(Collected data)
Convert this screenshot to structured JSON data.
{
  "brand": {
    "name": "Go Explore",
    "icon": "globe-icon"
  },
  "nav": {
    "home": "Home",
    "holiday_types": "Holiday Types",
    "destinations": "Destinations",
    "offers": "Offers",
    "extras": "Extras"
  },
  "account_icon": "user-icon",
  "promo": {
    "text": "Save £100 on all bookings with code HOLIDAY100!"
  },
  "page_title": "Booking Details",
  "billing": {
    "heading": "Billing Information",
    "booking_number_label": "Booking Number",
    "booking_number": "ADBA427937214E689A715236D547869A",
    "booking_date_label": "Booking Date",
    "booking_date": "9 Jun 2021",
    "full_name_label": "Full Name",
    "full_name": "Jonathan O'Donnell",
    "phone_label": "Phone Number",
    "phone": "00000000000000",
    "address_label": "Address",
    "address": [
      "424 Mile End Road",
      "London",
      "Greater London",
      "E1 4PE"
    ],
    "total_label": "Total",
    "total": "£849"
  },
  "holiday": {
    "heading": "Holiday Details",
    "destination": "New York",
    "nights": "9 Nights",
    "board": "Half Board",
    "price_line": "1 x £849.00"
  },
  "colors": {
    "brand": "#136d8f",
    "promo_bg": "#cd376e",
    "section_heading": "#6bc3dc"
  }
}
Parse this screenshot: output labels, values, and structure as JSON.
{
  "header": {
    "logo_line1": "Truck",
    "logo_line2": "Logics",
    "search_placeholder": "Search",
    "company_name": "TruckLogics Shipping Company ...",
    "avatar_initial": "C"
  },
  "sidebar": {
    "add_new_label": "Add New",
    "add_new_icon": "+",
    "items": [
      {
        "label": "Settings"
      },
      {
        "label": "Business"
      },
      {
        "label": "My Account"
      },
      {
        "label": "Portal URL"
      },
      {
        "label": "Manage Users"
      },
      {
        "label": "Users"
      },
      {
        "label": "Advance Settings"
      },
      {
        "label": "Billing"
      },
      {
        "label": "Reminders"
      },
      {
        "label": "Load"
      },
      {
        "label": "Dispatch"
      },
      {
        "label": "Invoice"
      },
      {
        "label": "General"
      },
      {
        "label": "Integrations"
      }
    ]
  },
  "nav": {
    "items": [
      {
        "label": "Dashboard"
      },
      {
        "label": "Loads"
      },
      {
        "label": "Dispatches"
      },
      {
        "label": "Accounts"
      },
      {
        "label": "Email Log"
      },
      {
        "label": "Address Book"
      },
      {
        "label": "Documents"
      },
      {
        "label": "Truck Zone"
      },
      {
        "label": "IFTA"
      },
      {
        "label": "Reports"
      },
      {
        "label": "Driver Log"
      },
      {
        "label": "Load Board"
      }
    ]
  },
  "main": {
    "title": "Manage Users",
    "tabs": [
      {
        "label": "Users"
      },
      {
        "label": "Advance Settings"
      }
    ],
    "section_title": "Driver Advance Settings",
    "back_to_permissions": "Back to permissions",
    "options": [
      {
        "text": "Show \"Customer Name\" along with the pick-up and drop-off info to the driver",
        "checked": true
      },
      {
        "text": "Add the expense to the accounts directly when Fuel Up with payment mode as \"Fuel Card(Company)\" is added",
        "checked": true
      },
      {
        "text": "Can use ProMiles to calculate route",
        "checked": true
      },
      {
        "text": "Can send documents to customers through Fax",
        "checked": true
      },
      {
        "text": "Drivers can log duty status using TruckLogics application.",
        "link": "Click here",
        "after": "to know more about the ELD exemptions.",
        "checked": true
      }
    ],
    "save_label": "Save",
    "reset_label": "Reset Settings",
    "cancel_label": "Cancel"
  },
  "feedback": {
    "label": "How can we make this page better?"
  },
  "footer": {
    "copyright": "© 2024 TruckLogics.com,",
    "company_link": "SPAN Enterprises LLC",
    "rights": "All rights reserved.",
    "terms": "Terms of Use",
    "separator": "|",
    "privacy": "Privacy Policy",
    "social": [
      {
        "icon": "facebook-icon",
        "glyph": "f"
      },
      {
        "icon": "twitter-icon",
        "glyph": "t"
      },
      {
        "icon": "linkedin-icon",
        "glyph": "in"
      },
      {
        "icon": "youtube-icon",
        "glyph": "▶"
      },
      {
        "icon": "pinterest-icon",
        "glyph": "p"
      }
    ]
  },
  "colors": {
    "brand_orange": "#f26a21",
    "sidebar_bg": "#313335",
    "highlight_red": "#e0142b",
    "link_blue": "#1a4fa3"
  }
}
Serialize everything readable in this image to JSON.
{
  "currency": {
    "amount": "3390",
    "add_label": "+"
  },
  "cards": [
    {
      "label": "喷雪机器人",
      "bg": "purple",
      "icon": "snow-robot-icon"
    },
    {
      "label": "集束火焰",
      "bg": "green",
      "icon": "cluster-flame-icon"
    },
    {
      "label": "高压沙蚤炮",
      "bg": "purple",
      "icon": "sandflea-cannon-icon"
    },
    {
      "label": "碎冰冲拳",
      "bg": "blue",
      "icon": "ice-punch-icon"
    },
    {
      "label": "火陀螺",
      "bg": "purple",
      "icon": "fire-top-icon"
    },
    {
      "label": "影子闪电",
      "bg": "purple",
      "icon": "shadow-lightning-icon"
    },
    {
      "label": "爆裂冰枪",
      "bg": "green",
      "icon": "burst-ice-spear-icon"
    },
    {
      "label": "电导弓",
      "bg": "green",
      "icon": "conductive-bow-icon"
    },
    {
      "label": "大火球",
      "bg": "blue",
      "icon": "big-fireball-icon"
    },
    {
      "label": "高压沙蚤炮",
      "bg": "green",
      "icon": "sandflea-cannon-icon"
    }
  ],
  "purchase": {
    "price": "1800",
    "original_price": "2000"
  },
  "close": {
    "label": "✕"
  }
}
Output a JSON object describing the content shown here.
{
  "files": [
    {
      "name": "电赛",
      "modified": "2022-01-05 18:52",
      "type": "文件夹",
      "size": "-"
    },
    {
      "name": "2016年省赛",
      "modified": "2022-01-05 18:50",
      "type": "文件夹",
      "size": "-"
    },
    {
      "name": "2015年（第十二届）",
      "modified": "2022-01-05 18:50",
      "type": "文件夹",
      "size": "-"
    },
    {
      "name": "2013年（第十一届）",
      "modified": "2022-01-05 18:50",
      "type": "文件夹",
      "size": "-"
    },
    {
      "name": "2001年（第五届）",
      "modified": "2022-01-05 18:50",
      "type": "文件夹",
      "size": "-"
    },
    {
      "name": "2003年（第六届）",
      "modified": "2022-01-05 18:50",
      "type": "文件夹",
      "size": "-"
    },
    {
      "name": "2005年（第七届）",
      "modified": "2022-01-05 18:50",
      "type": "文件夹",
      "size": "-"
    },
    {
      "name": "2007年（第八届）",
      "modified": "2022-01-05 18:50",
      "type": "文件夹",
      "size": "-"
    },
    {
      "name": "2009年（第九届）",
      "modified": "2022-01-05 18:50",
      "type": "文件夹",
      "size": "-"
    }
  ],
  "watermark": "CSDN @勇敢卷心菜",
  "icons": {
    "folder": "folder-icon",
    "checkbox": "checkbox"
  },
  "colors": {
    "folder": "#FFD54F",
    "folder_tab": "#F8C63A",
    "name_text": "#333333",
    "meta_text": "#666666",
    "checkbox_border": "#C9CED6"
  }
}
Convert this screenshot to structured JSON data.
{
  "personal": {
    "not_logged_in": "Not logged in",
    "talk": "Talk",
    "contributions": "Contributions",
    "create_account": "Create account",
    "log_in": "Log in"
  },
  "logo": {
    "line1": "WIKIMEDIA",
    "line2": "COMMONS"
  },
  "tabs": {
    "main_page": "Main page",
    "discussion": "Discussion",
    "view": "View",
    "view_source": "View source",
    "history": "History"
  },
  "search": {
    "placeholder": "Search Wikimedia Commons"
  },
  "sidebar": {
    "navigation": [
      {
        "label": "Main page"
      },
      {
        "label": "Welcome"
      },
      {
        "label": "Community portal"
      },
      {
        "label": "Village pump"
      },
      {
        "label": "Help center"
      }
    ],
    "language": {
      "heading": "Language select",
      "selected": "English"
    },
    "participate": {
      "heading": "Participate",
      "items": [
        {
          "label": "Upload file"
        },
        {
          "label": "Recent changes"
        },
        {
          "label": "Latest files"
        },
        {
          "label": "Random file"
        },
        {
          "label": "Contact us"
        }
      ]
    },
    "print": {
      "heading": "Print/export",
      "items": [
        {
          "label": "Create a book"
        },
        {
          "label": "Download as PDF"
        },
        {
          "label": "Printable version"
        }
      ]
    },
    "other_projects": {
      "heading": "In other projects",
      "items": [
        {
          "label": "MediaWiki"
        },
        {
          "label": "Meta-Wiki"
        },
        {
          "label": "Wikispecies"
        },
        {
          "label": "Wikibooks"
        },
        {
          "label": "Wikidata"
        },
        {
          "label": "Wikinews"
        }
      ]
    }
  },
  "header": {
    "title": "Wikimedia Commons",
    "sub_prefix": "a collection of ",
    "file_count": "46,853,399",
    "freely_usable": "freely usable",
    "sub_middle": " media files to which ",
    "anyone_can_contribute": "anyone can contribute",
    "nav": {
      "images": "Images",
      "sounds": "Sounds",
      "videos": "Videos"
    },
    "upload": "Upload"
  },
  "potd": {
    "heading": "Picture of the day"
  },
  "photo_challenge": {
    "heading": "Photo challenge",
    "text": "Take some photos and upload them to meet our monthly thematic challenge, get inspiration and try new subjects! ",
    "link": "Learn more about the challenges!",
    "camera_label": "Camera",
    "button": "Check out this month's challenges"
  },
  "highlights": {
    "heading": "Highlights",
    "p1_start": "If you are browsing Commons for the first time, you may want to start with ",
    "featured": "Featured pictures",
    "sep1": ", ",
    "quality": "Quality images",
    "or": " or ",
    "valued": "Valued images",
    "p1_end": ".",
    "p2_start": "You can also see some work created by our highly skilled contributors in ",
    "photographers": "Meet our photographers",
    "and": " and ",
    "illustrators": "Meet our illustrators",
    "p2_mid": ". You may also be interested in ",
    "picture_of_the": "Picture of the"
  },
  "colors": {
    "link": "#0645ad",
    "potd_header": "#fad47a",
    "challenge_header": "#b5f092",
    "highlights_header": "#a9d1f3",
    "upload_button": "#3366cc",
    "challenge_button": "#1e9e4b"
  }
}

*STATED GOAL*.
Filter the entries and copy out every line with the word "images".

*WRITTEN REPLY*.
      "images": "Images",
    "quality": "Quality images",
    "valued": "Valued images",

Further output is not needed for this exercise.